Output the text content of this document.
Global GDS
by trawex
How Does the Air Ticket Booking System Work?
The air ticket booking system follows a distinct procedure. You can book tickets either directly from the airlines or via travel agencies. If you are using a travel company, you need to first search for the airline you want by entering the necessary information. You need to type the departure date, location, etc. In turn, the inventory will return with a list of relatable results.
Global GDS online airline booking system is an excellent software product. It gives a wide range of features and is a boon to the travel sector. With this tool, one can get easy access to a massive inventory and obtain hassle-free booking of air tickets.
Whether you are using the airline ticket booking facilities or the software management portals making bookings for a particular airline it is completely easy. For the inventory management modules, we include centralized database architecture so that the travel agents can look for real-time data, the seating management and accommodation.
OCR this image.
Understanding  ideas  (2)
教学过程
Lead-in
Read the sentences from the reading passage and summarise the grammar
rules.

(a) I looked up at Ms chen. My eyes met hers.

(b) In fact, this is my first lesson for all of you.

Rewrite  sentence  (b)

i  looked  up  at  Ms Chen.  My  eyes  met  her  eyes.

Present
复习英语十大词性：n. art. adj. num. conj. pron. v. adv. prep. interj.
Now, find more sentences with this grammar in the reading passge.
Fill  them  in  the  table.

» TASK DIRECTIONS: Your task is to output exactly the lines running from the one with "OCR this image." through the final line of the material above, with both ends included.

» RESULT OF THIS EXERCISE:
OCR this image.
Understanding  ideas  (2)
教学过程
Lead-in
Read the sentences from the reading passage and summarise the grammar
rules.

(a) I looked up at Ms chen. My eyes met hers.

(b) In fact, this is my first lesson for all of you.

Rewrite  sentence  (b)

i  looked  up  at  Ms Chen.  My  eyes  met  her  eyes.

Present
复习英语十大词性：n. art. adj. num. conj. pron. v. adv. prep. interj.
Now, find more sentences with this grammar in the reading passge.
Fill  them  in  the  table.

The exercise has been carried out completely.